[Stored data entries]
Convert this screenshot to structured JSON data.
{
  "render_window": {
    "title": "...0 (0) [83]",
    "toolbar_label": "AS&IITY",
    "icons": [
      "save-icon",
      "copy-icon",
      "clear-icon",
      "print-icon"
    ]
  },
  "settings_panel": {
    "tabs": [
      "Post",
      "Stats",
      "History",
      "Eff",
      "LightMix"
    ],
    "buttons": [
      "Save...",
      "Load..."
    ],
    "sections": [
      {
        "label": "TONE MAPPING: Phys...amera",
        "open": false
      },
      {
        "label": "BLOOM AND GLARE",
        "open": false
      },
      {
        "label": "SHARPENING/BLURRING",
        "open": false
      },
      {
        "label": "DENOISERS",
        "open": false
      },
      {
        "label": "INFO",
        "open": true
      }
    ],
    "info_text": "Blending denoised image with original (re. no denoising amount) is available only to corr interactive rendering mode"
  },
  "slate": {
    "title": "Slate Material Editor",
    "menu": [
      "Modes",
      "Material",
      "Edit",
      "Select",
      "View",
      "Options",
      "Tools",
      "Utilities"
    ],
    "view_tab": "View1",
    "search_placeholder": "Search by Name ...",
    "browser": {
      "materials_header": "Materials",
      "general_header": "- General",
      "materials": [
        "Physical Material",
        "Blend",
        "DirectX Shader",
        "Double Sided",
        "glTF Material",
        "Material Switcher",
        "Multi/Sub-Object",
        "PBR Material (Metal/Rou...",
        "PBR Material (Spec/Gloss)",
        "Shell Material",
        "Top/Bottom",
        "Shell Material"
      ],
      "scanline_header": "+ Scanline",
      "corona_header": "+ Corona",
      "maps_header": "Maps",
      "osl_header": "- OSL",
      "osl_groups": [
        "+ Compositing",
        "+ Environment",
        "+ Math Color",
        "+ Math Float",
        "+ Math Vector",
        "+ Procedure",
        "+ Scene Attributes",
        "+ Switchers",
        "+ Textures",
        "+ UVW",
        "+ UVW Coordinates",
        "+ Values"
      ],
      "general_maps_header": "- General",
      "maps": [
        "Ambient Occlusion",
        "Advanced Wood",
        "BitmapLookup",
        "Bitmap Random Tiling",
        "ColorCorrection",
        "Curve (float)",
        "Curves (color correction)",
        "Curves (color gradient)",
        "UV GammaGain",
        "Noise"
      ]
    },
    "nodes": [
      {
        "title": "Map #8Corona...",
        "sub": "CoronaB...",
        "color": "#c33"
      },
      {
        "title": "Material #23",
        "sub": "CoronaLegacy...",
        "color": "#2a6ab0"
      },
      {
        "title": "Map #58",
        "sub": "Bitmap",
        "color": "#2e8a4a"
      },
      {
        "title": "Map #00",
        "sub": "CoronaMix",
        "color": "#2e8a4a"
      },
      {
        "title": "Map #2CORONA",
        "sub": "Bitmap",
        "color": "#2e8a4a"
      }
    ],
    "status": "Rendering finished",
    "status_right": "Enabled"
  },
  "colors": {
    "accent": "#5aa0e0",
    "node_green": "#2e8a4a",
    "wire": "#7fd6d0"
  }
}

### Your objective
Look over the material above and show each line where "General" appears.

### Full output
      "general_header": "- General",
      "general_maps_header": "- General",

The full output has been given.